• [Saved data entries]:
^^^^^^^^
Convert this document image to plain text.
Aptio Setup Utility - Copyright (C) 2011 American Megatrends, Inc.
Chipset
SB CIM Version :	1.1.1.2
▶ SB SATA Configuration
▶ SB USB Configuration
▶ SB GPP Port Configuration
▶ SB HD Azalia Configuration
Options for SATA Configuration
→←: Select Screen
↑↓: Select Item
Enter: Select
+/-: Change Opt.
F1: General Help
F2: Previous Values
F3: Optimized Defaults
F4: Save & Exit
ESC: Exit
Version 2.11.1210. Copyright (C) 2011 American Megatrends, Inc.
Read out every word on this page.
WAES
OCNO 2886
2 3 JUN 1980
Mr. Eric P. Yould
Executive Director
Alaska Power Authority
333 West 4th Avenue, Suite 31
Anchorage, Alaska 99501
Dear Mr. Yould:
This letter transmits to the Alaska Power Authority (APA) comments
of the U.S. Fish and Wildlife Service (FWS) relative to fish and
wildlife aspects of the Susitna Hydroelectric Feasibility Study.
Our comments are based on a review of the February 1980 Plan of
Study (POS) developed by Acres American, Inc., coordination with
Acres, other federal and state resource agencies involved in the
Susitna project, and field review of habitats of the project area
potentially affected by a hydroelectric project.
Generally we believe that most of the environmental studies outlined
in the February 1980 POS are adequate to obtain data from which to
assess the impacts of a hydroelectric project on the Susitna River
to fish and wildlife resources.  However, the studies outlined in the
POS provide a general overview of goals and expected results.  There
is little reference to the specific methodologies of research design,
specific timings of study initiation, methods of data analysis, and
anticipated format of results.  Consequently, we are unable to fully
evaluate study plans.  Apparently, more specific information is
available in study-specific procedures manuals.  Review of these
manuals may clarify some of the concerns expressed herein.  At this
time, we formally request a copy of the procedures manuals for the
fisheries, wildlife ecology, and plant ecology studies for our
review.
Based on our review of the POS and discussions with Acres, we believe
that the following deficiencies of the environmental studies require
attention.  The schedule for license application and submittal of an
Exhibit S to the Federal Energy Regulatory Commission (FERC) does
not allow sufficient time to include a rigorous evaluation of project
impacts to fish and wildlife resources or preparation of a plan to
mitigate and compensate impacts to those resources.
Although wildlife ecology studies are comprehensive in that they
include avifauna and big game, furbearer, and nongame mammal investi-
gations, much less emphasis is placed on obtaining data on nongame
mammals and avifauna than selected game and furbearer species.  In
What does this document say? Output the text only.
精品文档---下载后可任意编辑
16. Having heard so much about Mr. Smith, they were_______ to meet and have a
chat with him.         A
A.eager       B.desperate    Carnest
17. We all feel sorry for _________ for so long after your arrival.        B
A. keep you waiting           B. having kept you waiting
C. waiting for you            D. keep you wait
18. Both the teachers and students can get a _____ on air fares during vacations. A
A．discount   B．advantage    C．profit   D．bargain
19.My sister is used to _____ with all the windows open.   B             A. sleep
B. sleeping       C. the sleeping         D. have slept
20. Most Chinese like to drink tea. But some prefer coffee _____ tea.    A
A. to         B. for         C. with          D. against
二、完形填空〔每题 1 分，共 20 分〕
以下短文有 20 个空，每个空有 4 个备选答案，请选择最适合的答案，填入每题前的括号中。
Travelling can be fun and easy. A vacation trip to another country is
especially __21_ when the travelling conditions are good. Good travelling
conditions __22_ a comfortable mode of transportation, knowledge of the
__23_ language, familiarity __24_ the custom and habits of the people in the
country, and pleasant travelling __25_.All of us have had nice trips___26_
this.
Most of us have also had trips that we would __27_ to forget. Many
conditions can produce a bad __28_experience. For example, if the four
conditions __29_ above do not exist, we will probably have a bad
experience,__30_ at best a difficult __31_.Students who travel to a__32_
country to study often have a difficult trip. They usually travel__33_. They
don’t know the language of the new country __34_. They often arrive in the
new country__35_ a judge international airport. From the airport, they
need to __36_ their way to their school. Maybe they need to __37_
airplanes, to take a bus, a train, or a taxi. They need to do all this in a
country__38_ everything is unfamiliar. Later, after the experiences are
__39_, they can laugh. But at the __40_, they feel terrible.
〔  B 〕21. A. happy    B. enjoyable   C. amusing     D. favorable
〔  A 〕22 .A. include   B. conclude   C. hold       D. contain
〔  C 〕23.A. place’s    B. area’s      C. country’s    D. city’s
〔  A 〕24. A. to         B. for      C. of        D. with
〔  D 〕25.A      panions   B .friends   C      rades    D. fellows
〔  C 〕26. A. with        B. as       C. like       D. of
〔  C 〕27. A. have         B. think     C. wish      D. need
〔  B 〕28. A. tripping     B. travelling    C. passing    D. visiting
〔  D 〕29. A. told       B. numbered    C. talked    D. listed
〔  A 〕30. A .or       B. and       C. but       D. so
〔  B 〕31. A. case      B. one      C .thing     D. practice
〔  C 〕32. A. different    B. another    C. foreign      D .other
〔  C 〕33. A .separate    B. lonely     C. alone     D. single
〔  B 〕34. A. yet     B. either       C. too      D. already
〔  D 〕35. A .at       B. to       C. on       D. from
^^^^^^^^
• [TASK PROMPT]:
Where a line in the material contains "conditions", copy that line.

• [EXERCISE ANSWER]:
especially __21_ when the travelling conditions are good. Good travelling
conditions __22_ a comfortable mode of transportation, knowledge of the
conditions can produce a bad __28_experience. For example, if the four
conditions __29_ above do not exist, we will probably have a bad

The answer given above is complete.